● TASK: Copy every line from the data below in which the string "Hannah" can be found.

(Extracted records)
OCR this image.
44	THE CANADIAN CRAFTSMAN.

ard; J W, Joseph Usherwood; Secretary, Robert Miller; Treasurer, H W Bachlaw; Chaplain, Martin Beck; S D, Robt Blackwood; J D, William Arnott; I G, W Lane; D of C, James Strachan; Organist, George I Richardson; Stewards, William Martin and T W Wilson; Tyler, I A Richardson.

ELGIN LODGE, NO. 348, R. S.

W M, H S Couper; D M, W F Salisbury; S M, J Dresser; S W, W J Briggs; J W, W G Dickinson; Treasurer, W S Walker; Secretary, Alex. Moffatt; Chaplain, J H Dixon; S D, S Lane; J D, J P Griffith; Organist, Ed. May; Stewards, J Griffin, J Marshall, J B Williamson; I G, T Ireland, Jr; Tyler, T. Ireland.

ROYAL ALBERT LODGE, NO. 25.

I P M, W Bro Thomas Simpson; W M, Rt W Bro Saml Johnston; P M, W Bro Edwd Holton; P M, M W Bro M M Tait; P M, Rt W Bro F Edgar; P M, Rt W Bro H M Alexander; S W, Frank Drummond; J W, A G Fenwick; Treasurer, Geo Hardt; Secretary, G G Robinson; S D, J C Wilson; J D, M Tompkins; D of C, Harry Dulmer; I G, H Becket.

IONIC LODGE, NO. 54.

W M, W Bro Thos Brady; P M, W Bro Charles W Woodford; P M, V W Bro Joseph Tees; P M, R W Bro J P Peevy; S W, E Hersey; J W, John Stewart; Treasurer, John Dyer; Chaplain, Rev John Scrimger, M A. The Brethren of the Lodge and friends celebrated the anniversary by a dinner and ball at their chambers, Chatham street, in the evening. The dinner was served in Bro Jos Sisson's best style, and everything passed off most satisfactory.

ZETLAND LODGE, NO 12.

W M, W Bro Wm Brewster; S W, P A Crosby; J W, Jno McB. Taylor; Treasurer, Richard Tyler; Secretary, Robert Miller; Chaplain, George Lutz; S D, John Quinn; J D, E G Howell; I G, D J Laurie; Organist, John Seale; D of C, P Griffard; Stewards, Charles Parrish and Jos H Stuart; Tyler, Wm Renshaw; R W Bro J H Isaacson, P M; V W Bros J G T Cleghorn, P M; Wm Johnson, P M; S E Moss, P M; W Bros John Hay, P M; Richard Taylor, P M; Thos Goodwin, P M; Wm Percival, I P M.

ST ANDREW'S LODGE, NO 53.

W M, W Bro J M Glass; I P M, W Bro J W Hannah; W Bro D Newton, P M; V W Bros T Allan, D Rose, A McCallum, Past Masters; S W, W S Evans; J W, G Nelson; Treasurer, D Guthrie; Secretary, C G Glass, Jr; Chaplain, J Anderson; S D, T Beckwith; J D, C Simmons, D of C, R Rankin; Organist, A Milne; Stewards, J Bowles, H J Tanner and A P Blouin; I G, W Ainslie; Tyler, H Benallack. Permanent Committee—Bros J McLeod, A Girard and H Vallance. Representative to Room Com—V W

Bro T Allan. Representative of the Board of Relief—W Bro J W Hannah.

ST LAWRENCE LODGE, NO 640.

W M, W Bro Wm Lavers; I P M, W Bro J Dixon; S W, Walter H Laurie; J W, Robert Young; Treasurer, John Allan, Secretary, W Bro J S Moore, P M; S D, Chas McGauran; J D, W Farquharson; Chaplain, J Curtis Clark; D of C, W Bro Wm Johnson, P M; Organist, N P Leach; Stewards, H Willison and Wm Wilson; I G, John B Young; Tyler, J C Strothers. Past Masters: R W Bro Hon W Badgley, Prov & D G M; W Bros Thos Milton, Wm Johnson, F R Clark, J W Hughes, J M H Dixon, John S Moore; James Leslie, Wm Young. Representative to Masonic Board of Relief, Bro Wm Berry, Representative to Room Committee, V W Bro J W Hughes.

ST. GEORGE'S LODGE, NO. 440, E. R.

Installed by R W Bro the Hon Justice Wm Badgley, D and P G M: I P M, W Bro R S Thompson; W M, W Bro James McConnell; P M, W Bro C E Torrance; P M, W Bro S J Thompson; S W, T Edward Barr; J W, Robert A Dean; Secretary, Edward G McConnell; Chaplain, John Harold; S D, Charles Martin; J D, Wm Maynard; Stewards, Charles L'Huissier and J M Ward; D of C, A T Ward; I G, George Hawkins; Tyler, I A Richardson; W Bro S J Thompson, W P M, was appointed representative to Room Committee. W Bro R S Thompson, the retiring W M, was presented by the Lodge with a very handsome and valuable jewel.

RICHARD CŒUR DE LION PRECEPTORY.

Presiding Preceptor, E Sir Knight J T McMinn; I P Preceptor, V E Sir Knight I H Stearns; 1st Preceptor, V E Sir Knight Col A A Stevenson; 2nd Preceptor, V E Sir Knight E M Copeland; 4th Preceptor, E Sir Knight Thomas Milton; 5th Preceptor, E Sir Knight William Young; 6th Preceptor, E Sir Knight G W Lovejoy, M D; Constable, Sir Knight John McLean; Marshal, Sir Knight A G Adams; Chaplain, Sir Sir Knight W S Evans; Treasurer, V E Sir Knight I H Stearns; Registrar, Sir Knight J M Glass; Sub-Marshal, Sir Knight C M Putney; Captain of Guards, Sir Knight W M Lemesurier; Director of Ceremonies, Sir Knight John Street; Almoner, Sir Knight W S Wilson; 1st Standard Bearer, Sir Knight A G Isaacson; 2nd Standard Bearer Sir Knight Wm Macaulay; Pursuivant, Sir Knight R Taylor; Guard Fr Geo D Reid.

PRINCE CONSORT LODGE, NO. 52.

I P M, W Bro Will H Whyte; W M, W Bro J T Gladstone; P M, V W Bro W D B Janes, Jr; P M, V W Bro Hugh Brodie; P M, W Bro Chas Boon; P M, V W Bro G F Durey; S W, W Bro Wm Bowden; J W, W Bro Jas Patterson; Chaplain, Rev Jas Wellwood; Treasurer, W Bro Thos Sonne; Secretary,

● RESPONSE TO THE TASK:
W M, W Bro J M Glass; I P M, W Bro J W Hannah; W Bro D Newton, P M; V W Bros T Allan, D Rose, A McCallum, Past Masters; S W, W S Evans; J W, G Nelson; Treasurer, D Guthrie; Secretary, C G Glass, Jr; Chaplain, J Anderson; S D, T Beckwith; J D, C Simmons, D of C, R Rankin; Organist, A Milne; Stewards, J Bowles, H J Tanner and A P Blouin; I G, W Ainslie; Tyler, H Benallack. Permanent Committee—Bros J McLeod, A Girard and H Vallance. Representative to Room Com—V W
Bro T Allan. Representative of the Board of Relief—W Bro J W Hannah.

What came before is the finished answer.